Given task — Can you express the entries as a JSON list of strings, one per line with blank lines omitted, covering only the part that runs from the start of the entries through the line containing "41, 118, 67]"?

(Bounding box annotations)
————
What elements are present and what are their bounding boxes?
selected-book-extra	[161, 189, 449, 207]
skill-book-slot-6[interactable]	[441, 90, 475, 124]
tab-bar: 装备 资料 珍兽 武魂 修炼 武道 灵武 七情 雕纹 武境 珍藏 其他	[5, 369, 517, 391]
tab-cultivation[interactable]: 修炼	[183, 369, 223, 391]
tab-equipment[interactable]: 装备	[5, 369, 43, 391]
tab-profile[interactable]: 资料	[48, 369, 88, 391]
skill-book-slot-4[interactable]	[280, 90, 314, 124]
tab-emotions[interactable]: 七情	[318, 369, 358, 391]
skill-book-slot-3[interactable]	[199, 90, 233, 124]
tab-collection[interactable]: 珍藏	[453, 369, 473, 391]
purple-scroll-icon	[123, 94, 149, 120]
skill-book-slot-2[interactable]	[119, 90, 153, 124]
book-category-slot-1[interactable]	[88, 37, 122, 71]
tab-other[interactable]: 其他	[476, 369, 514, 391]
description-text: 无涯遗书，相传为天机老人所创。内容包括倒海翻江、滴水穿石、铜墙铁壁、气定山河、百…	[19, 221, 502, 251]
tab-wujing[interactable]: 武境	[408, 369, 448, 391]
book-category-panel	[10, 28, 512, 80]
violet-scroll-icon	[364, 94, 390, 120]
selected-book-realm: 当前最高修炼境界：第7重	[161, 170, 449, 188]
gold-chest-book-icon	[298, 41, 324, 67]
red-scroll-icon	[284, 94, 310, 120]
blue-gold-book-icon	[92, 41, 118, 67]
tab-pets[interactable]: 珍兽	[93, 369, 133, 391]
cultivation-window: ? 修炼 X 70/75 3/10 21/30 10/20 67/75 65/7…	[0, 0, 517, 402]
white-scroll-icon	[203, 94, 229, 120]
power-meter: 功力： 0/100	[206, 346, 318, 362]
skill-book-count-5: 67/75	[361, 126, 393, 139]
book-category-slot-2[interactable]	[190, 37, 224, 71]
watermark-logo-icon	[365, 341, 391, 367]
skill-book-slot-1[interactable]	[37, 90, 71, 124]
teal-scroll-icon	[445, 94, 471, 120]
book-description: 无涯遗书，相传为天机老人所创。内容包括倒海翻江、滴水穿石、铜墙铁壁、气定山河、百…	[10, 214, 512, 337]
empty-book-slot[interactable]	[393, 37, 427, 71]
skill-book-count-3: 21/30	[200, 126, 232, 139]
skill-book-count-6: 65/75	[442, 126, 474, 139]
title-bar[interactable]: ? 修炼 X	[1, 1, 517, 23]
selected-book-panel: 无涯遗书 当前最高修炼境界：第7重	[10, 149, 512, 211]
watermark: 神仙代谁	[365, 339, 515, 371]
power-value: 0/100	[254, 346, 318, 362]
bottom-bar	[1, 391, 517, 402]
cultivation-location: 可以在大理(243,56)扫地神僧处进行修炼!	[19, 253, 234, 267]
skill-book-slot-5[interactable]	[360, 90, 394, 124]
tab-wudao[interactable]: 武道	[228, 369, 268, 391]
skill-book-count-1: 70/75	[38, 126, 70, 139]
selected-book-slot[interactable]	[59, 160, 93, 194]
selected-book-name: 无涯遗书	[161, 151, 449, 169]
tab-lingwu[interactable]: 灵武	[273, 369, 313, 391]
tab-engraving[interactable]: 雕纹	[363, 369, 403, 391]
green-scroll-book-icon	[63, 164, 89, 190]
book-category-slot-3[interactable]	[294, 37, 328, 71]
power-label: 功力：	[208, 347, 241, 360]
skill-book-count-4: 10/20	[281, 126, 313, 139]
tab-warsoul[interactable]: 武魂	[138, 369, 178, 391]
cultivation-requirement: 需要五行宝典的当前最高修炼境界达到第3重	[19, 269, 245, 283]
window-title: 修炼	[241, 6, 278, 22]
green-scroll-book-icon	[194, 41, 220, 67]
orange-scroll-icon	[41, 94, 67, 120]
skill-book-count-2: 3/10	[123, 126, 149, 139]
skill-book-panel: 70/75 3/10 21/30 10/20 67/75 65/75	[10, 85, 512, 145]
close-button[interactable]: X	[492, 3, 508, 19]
————
Answer for this exercise —
[
  "What elements are present and what are their bounding boxes?",
  "selected-book-extra\t[161, 189, 449, 207]",
  "skill-book-slot-6[interactable]\t[441, 90, 475, 124]",
  "tab-bar: 装备 资料 珍兽 武魂 修炼 武道 灵武 七情 雕纹 武境 珍藏 其他\t[5, 369, 517, 391]",
  "tab-cultivation[interactable]: 修炼\t[183, 369, 223, 391]",
  "tab-equipment[interactable]: 装备\t[5, 369, 43, 391]",
  "tab-profile[interactable]: 资料\t[48, 369, 88, 391]",
  "skill-book-slot-4[interactable]\t[280, 90, 314, 124]",
  "tab-emotions[interactable]: 七情\t[318, 369, 358, 391]",
  "skill-book-slot-3[interactable]\t[199, 90, 233, 124]",
  "tab-collection[interactable]: 珍藏\t[453, 369, 473, 391]",
  "purple-scroll-icon\t[123, 94, 149, 120]",
  "skill-book-slot-2[interactable]\t[119, 90, 153, 124]",
  "book-category-slot-1[interactable]\t[88, 37, 122, 71]",
  "tab-other[interactable]: 其他\t[476, 369, 514, 391]",
  "description-text: 无涯遗书，相传为天机老人所创。内容包括倒海翻江、滴水穿石、铜墙铁壁、气定山河、百…\t[19, 221, 502, 251]",
  "tab-wujing[interactable]: 武境\t[408, 369, 448, 391]",
  "book-category-panel\t[10, 28, 512, 80]",
  "violet-scroll-icon\t[364, 94, 390, 120]",
  "selected-book-realm: 当前最高修炼境界：第7重\t[161, 170, 449, 188]",
  "gold-chest-book-icon\t[298, 41, 324, 67]",
  "red-scroll-icon\t[284, 94, 310, 120]",
  "blue-gold-book-icon\t[92, 41, 118, 67]"
]